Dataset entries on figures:
==============================

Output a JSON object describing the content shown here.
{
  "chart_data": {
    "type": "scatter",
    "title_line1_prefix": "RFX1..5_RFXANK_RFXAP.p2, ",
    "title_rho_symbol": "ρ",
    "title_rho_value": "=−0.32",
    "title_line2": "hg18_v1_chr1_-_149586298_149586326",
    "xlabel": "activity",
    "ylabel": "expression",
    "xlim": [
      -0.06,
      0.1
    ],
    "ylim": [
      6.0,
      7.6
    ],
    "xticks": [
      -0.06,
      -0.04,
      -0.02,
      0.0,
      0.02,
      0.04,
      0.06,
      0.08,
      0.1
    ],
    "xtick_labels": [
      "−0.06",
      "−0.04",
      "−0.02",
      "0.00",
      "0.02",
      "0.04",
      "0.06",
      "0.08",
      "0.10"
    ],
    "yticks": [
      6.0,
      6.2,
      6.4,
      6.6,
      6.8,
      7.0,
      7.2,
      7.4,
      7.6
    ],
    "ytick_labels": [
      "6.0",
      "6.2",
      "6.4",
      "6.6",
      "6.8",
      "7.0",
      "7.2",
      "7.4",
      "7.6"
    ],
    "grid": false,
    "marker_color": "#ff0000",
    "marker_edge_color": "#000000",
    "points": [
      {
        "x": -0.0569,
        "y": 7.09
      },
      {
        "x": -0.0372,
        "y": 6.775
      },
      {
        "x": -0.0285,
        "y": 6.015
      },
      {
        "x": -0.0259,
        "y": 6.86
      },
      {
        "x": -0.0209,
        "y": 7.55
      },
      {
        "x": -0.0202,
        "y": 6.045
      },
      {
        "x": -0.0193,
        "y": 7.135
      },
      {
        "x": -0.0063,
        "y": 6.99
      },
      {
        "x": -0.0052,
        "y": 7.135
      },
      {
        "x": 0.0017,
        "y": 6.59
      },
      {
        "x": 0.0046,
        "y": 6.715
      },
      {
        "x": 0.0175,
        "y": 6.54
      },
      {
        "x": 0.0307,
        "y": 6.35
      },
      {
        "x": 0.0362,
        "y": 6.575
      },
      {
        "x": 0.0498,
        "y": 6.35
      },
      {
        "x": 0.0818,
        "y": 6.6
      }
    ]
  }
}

==============================

> _Given request_:
Reproduce the entries above in full, verbatim.

> _Response_:
Output a JSON object describing the content shown here.
{
  "chart_data": {
    "type": "scatter",
    "title_line1_prefix": "RFX1..5_RFXANK_RFXAP.p2, ",
    "title_rho_symbol": "ρ",
    "title_rho_value": "=−0.32",
    "title_line2": "hg18_v1_chr1_-_149586298_149586326",
    "xlabel": "activity",
    "ylabel": "expression",
    "xlim": [
      -0.06,
      0.1
    ],
    "ylim": [
      6.0,
      7.6
    ],
    "xticks": [
      -0.06,
      -0.04,
      -0.02,
      0.0,
      0.02,
      0.04,
      0.06,
      0.08,
      0.1
    ],
    "xtick_labels": [
      "−0.06",
      "−0.04",
      "−0.02",
      "0.00",
      "0.02",
      "0.04",
      "0.06",
      "0.08",
      "0.10"
    ],
    "yticks": [
      6.0,
      6.2,
      6.4,
      6.6,
      6.8,
      7.0,
      7.2,
      7.4,
      7.6
    ],
    "ytick_labels": [
      "6.0",
      "6.2",
      "6.4",
      "6.6",
      "6.8",
      "7.0",
      "7.2",
      "7.4",
      "7.6"
    ],
    "grid": false,
    "marker_color": "#ff0000",
    "marker_edge_color": "#000000",
    "points": [
      {
        "x": -0.0569,
        "y": 7.09
      },
      {
        "x": -0.0372,
        "y": 6.775
      },
      {
        "x": -0.0285,
        "y": 6.015
      },
      {
        "x": -0.0259,
        "y": 6.86
      },
      {
        "x": -0.0209,
        "y": 7.55
      },
      {
        "x": -0.0202,
        "y": 6.045
      },
      {
        "x": -0.0193,
        "y": 7.135
      },
      {
        "x": -0.0063,
        "y": 6.99
      },
      {
        "x": -0.0052,
        "y": 7.135
      },
      {
        "x": 0.0017,
        "y": 6.59
      },
      {
        "x": 0.0046,
        "y": 6.715
      },
      {
        "x": 0.0175,
        "y": 6.54
      },
      {
        "x": 0.0307,
        "y": 6.35
      },
      {
        "x": 0.0362,
        "y": 6.575
      },
      {
        "x": 0.0498,
        "y": 6.35
      },
      {
        "x": 0.0818,
        "y": 6.6
      }
    ]
  }
}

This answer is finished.